Jelaslah bahwa Rasul saw menjelaskan pada kita untuk
mengikuti sunnah beliau dan sunnah khulafa’urrasyidin, dan sunnah beliau
saw telah memperbolehkan hal yg baru selama itu baik dan tak melanggar
syariah, dan sunnah khulafa’urrasyidin adalah anda lihat sendiri
bagaimana Abubakar shiddiq ra dan Umar bin Khattab ra menyetujui bahkan
menganjurkan, bahkan memerintahkan hal yg baru, yg tidak dilakukan oleh
Rasul saw yaitu pembukuan Alqur’an, lalu pula selesai penulisannya
dimasa Khalifah Utsman bin Affan ra, dengan persetujuan dan kehadiran
Ali bin Abi Thalib kw.
Nah.. sempurnalah sudah keempat makhluk termulia di
ummat ini, khulafa’urrasyidin melakukan bid’ah hasanah, Abubakar shiddiq
ra dimasa kekhalifahannya memerintahkan pengumpulan Alqur’an, lalu
kemudian Umar bin Khattab ra pula dimasa kekhalifahannya memerintahkan
tarawih berjamaah dan seraya berkata : “Inilah sebaik-baik
Bid’ah!”(Shahih Bukhari hadits no.1906) lalu pula selesai penulisan
Alqur’an dimasa Khalifah Utsman bin Affan ra hingga Alqur’an kini
dikenal dengan nama Mushaf Utsmaniy, dan Ali bin Abi Thalib kw
menghadiri dan menyetujui hal itu. Demikian pula hal yg dibuat-buat
tanpa perintah Rasul saw adalah dua kali adzan di Shalat Jumat, tidak
pernah dilakukan dimasa Rasul saw, tidak dimasa Khalifah Abubakar
shiddiq ra, tidak pula dimasa Umar bin khattab ra dan baru dilakukan
dimasa Utsman bn Affan ra, dan diteruskan hingga kini (Shahih Bulkhari
hadits no.873).
Siapakah yg salah dan tertuduh?, siapakah yg lebih
mengerti larangan Bid’ah?, adakah pendapat mengatakan bahwa keempat
Khulafa’urrasyidin ini tak faham makna Bid’ah?

Entri yang Ditampilkan:

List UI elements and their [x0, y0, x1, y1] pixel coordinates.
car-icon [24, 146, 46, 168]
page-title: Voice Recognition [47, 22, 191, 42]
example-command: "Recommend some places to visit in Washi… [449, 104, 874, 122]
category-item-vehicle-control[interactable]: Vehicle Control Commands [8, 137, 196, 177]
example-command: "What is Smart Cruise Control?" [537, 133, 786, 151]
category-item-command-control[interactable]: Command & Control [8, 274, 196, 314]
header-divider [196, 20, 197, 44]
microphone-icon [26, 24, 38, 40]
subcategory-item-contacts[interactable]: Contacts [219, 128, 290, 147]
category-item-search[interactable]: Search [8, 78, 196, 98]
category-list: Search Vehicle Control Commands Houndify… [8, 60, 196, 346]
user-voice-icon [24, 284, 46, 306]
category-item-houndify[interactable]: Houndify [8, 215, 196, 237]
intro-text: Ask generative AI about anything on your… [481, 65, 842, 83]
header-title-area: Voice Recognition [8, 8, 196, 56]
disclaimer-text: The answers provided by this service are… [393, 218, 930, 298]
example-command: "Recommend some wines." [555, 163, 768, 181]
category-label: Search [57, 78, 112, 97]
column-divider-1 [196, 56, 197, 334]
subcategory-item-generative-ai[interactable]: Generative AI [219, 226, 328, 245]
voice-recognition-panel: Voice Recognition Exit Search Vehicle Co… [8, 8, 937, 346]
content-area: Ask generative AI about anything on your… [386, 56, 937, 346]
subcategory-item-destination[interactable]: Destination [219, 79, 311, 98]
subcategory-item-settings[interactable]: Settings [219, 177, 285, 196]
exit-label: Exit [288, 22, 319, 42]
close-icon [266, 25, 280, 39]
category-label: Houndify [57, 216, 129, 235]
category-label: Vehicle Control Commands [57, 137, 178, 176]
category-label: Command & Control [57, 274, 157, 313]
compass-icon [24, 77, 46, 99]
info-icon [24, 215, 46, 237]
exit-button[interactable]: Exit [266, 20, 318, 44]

Ketentuan Tugas:
1: Apakah pernyataan (a), (b), dan (c) berikut sesuai dengan teks tentang bid’ah hasanah? Jawab ya atau tidak untuk masing-masing, lalu kutip persis kata-kata dari teks yang jadi penentunya. (a) Umar bin Khattab memerintahkan tarawih berjamaah di masa kekhalifahannya. (b) Adzan dua kali di Shalat Jumat sudah dilakukan di masa Khalifah Abubakar shiddiq. (c) Penulisan Alqur’an selesai di masa Khalifah Utsman bin Affan.
2: Tuliskan ulang kata demi kata bagian teks tentang bid’ah hasanah antara "Siapakah yg salah" dan "faham makna Bid’ah?", termasuk kedua bagian itu.
3: Teruskan teks tentang bid’ah hasanah mulai dari kalimat terakhir yang ada.
Entri di atas tidak ada hubungannya dengan teks tentang bid’ah hasanah.

Jawaban yang Diharapkan:
1:
(a) Ya: "Umar bin Khattab ra pula dimasa kekhalifahannya memerintahkan tarawih berjamaah"
(b) Tidak: "tidak dimasa Khalifah Abubakar shiddiq ra"
(c) Ya: "lalu pula selesai penulisan Alqur’an dimasa Khalifah Utsman bin Affan ra"

2:
Siapakah yg salah dan tertuduh?, siapakah yg lebih
mengerti larangan Bid’ah?, adakah pendapat mengatakan bahwa keempat
Khulafa’urrasyidin ini tak faham makna Bid’ah?

3:
III. Bid’ah Dhalalah
Jelaslah sudah bahwa mereka yg menolak bid’ah hasanah
inilah yg termasuk pada golongan Bid’ah dhalalah, dan Bid’ah dhalalah
ini banyak jenisnya, seperti penafikan sunnah, penolakan ucapan sahabat,
penolakan pendapat Khulafa’urrasyidin, nah…diantaranya adalah penolakan
atas hal baru selama itu baik dan tak melanggar syariah, karena hal ini
sudah diperbolehkan oleh Rasul saw dan dilakukan oleh
Khulafa’urrasyidin, dan Rasul saw telah jelas-jelas memberitahukan bahwa
akan muncul banyak ikhtilaf, berpeganglah pada Sunnahku dan Sunnah
Khulafa’urrasyidin, bagaimana Sunnah Rasul saw?, beliau saw membolehkan
Bid’ah hasanah, bagaimana sunnah Khulafa’urrasyidin?, mereka melakukan
Bid’ah hasanah, maka penolakan atas hal inilah yg merupakan Bid’ah
dhalalah, hal yg telah diperingatkan oleh Rasul saw.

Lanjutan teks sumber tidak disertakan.